Stated goal: Repeat each entry in full, exactly.

################

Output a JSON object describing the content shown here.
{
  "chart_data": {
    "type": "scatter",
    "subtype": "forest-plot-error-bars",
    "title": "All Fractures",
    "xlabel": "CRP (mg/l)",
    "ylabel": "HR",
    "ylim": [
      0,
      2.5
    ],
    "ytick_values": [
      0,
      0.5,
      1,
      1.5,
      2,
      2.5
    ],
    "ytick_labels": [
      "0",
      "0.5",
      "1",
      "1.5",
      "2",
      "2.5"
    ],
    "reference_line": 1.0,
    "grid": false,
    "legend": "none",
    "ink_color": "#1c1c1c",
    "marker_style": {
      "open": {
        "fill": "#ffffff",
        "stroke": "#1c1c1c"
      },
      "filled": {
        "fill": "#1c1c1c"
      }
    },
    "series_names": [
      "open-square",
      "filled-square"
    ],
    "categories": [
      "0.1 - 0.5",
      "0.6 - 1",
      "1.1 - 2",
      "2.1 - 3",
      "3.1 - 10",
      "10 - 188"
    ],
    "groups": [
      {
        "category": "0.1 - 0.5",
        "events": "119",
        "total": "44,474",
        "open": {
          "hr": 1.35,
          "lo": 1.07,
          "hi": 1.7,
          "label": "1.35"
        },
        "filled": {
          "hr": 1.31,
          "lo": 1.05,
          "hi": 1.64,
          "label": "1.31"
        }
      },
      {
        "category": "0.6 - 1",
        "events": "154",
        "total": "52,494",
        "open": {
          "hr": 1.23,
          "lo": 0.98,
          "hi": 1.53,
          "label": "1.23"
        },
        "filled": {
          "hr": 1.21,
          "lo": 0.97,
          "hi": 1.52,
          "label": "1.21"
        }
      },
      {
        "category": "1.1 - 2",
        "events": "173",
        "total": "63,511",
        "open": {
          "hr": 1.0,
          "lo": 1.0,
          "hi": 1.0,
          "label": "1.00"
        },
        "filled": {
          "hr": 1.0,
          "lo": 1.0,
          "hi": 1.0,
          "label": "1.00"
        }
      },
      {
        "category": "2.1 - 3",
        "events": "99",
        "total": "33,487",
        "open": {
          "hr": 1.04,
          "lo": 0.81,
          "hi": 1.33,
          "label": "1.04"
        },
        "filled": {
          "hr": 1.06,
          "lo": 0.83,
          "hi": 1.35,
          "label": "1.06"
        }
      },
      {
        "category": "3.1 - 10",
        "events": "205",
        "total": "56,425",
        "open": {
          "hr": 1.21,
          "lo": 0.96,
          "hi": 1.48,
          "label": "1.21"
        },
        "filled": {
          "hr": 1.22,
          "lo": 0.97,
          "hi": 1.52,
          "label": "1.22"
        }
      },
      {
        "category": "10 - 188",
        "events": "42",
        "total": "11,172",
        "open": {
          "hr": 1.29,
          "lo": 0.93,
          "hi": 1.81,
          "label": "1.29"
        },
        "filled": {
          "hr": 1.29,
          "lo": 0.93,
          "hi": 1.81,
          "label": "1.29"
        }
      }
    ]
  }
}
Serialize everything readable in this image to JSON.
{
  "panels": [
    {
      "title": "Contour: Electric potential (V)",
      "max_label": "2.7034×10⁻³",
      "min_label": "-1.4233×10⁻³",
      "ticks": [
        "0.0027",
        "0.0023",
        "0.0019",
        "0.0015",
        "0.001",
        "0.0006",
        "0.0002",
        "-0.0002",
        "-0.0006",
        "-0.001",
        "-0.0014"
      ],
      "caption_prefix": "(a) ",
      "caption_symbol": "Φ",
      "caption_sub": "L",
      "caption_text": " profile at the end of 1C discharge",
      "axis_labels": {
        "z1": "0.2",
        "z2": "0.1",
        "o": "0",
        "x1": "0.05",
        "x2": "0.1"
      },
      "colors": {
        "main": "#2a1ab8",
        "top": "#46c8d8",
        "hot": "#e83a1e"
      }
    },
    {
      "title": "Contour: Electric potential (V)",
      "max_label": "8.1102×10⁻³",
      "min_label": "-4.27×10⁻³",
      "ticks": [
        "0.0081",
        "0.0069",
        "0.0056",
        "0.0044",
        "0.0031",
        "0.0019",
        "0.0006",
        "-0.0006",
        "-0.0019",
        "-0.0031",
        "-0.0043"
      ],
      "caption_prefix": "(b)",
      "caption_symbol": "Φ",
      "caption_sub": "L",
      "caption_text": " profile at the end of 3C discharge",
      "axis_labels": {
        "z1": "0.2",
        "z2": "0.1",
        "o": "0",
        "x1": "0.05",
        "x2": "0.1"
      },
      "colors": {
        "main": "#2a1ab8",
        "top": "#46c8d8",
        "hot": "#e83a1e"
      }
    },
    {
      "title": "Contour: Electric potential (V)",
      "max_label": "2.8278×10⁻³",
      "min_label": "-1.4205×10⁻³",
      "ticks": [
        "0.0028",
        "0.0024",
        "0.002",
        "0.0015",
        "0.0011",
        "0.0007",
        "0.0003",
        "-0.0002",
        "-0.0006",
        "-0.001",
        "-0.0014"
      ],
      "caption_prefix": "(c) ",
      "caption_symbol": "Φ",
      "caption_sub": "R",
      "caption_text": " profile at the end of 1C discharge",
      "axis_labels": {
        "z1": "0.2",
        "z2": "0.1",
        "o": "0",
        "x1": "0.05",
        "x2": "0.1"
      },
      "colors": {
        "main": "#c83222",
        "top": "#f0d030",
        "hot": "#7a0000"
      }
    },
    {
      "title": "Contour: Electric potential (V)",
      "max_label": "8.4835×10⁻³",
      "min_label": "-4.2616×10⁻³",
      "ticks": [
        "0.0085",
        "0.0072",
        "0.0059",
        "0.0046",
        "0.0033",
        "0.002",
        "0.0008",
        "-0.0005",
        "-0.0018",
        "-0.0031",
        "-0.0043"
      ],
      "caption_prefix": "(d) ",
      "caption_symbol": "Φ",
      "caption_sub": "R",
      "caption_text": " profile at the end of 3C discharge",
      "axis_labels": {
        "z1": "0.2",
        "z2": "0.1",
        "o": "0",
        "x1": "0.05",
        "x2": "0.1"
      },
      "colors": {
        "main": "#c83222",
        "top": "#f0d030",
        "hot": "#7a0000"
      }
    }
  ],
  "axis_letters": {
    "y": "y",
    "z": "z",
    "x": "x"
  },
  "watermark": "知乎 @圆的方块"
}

################

Solution:
Output a JSON object describing the content shown here.
{
  "chart_data": {
    "type": "scatter",
    "subtype": "forest-plot-error-bars",
    "title": "All Fractures",
    "xlabel": "CRP (mg/l)",
    "ylabel": "HR",
    "ylim": [
      0,
      2.5
    ],
    "ytick_values": [
      0,
      0.5,
      1,
      1.5,
      2,
      2.5
    ],
    "ytick_labels": [
      "0",
      "0.5",
      "1",
      "1.5",
      "2",
      "2.5"
    ],
    "reference_line": 1.0,
    "grid": false,
    "legend": "none",
    "ink_color": "#1c1c1c",
    "marker_style": {
      "open": {
        "fill": "#ffffff",
        "stroke": "#1c1c1c"
      },
      "filled": {
        "fill": "#1c1c1c"
      }
    },
    "series_names": [
      "open-square",
      "filled-square"
    ],
    "categories": [
      "0.1 - 0.5",
      "0.6 - 1",
      "1.1 - 2",
      "2.1 - 3",
      "3.1 - 10",
      "10 - 188"
    ],
    "groups": [
      {
        "category": "0.1 - 0.5",
        "events": "119",
        "total": "44,474",
        "open": {
          "hr": 1.35,
          "lo": 1.07,
          "hi": 1.7,
          "label": "1.35"
        },
        "filled": {
          "hr": 1.31,
          "lo": 1.05,
          "hi": 1.64,
          "label": "1.31"
        }
      },
      {
        "category": "0.6 - 1",
        "events": "154",
        "total": "52,494",
        "open": {
          "hr": 1.23,
          "lo": 0.98,
          "hi": 1.53,
          "label": "1.23"
        },
        "filled": {
          "hr": 1.21,
          "lo": 0.97,
          "hi": 1.52,
          "label": "1.21"
        }
      },
      {
        "category": "1.1 - 2",
        "events": "173",
        "total": "63,511",
        "open": {
          "hr": 1.0,
          "lo": 1.0,
          "hi": 1.0,
          "label": "1.00"
        },
        "filled": {
          "hr": 1.0,
          "lo": 1.0,
          "hi": 1.0,
          "label": "1.00"
        }
      },
      {
        "category": "2.1 - 3",
        "events": "99",
        "total": "33,487",
        "open": {
          "hr": 1.04,
          "lo": 0.81,
          "hi": 1.33,
          "label": "1.04"
        },
        "filled": {
          "hr": 1.06,
          "lo": 0.83,
          "hi": 1.35,
          "label": "1.06"
        }
      },
      {
        "category": "3.1 - 10",
        "events": "205",
        "total": "56,425",
        "open": {
          "hr": 1.21,
          "lo": 0.96,
          "hi": 1.48,
          "label": "1.21"
        },
        "filled": {
          "hr": 1.22,
          "lo": 0.97,
          "hi": 1.52,
          "label": "1.22"
        }
      },
      {
        "category": "10 - 188",
        "events": "42",
        "total": "11,172",
        "open": {
          "hr": 1.29,
          "lo": 0.93,
          "hi": 1.81,
          "label": "1.29"
        },
        "filled": {
          "hr": 1.29,
          "lo": 0.93,
          "hi": 1.81,
          "label": "1.29"
        }
      }
    ]
  }
}
Serialize everything readable in this image to JSON.
{
  "panels": [
    {
      "title": "Contour: Electric potential (V)",
      "max_label": "2.7034×10⁻³",
      "min_label": "-1.4233×10⁻³",
      "ticks": [
        "0.0027",
        "0.0023",
        "0.0019",
        "0.0015",
        "0.001",
        "0.0006",
        "0.0002",
        "-0.0002",
        "-0.0006",
        "-0.001",
        "-0.0014"
      ],
      "caption_prefix": "(a) ",
      "caption_symbol": "Φ",
      "caption_sub": "L",
      "caption_text": " profile at the end of 1C discharge",
      "axis_labels": {
        "z1": "0.2",
        "z2": "0.1",
        "o": "0",
        "x1": "0.05",
        "x2": "0.1"
      },
      "colors": {
        "main": "#2a1ab8",
        "top": "#46c8d8",
        "hot": "#e83a1e"
      }
    },
    {
      "title": "Contour: Electric potential (V)",
      "max_label": "8.1102×10⁻³",
      "min_label": "-4.27×10⁻³",
      "ticks": [
        "0.0081",
        "0.0069",
        "0.0056",
        "0.0044",
        "0.0031",
        "0.0019",
        "0.0006",
        "-0.0006",
        "-0.0019",
        "-0.0031",
        "-0.0043"
      ],
      "caption_prefix": "(b)",
      "caption_symbol": "Φ",
      "caption_sub": "L",
      "caption_text": " profile at the end of 3C discharge",
      "axis_labels": {
        "z1": "0.2",
        "z2": "0.1",
        "o": "0",
        "x1": "0.05",
        "x2": "0.1"
      },
      "colors": {
        "main": "#2a1ab8",
        "top": "#46c8d8",
        "hot": "#e83a1e"
      }
    },
    {
      "title": "Contour: Electric potential (V)",
      "max_label": "2.8278×10⁻³",
      "min_label": "-1.4205×10⁻³",
      "ticks": [
        "0.0028",
        "0.0024",
        "0.002",
        "0.0015",
        "0.0011",
        "0.0007",
        "0.0003",
        "-0.0002",
        "-0.0006",
        "-0.001",
        "-0.0014"
      ],
      "caption_prefix": "(c) ",
      "caption_symbol": "Φ",
      "caption_sub": "R",
      "caption_text": " profile at the end of 1C discharge",
      "axis_labels": {
        "z1": "0.2",
        "z2": "0.1",
        "o": "0",
        "x1": "0.05",
        "x2": "0.1"
      },
      "colors": {
        "main": "#c83222",
        "top": "#f0d030",
        "hot": "#7a0000"
      }
    },
    {
      "title": "Contour: Electric potential (V)",
      "max_label": "8.4835×10⁻³",
      "min_label": "-4.2616×10⁻³",
      "ticks": [
        "0.0085",
        "0.0072",
        "0.0059",
        "0.0046",
        "0.0033",
        "0.002",
        "0.0008",
        "-0.0005",
        "-0.0018",
        "-0.0031",
        "-0.0043"
      ],
      "caption_prefix": "(d) ",
      "caption_symbol": "Φ",
      "caption_sub": "R",
      "caption_text": " profile at the end of 3C discharge",
      "axis_labels": {
        "z1": "0.2",
        "z2": "0.1",
        "o": "0",
        "x1": "0.05",
        "x2": "0.1"
      },
      "colors": {
        "main": "#c83222",
        "top": "#f0d030",
        "hot": "#7a0000"
      }
    }
  ],
  "axis_letters": {
    "y": "y",
    "z": "z",
    "x": "x"
  },
  "watermark": "知乎 @圆的方块"
}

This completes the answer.